# Data lines
# # # # #
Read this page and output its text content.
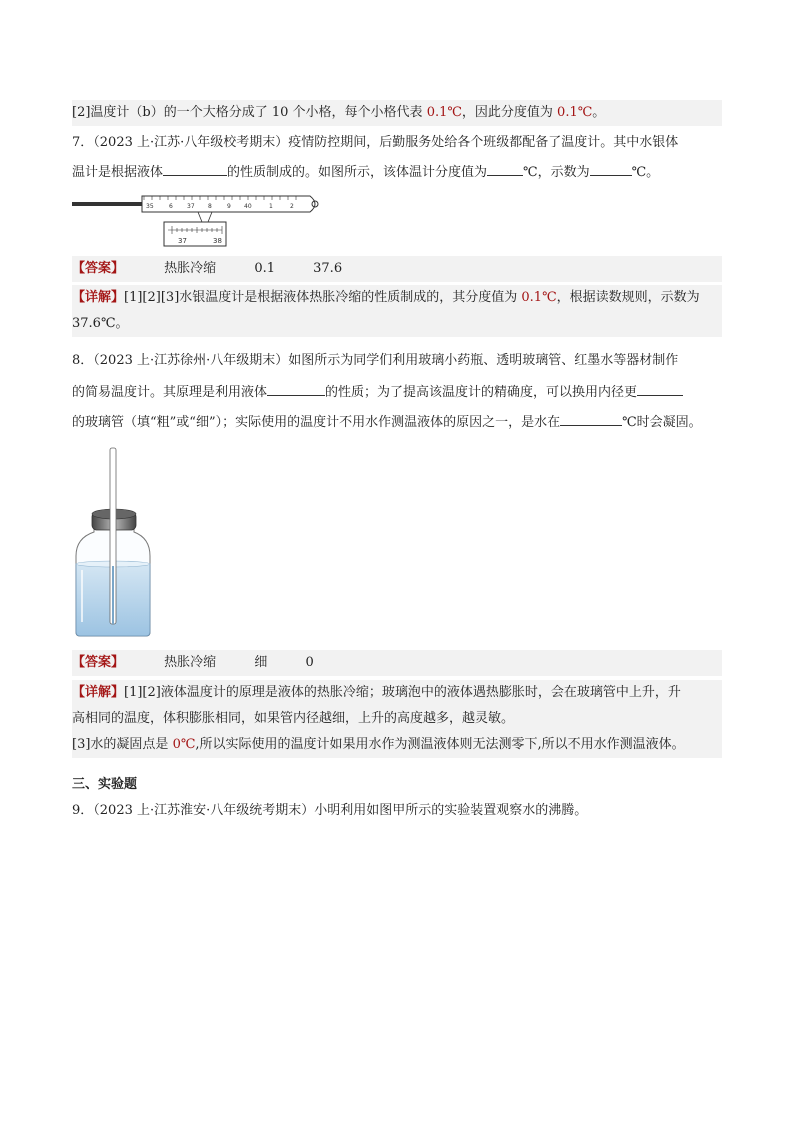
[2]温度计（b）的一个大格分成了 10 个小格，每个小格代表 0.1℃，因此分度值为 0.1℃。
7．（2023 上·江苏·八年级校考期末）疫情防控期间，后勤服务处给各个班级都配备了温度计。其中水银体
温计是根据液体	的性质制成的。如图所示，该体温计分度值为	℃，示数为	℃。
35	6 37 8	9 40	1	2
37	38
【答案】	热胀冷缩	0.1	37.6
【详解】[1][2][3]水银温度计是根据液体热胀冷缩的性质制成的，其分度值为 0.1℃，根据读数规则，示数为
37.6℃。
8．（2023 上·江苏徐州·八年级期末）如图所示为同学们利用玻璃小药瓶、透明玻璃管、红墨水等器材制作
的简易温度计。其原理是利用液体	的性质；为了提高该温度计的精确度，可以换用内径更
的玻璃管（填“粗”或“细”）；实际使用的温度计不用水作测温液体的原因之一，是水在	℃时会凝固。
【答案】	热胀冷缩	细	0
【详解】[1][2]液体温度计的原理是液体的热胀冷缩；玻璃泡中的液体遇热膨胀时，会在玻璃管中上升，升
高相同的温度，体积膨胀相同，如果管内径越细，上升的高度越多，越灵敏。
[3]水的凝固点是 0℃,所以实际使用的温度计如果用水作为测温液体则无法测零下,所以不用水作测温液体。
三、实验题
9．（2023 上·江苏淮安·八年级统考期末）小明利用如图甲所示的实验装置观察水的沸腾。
# # # # #
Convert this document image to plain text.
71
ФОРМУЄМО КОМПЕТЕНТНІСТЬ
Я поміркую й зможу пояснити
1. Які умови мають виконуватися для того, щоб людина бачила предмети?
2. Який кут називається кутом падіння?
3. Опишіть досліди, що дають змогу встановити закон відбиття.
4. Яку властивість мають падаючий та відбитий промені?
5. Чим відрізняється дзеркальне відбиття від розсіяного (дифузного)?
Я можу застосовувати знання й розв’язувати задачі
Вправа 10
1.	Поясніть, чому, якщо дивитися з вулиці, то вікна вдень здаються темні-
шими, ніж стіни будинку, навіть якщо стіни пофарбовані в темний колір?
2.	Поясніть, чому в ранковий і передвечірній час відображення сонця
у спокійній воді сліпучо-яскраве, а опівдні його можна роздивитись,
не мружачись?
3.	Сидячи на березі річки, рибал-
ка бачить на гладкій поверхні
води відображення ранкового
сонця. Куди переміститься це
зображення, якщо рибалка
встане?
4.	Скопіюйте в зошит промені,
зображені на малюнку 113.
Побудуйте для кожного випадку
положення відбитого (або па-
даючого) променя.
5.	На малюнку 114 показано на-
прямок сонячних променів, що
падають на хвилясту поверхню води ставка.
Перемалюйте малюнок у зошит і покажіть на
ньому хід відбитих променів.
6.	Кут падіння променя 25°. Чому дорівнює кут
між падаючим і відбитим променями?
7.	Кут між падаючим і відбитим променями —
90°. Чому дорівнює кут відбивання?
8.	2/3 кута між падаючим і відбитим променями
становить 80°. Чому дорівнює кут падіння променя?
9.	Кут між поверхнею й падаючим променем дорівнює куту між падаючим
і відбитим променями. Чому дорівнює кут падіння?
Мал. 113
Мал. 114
# # # # #
# To be done
Say how many lines include the word "малюнку"; reply with the number alone.

# Solution
2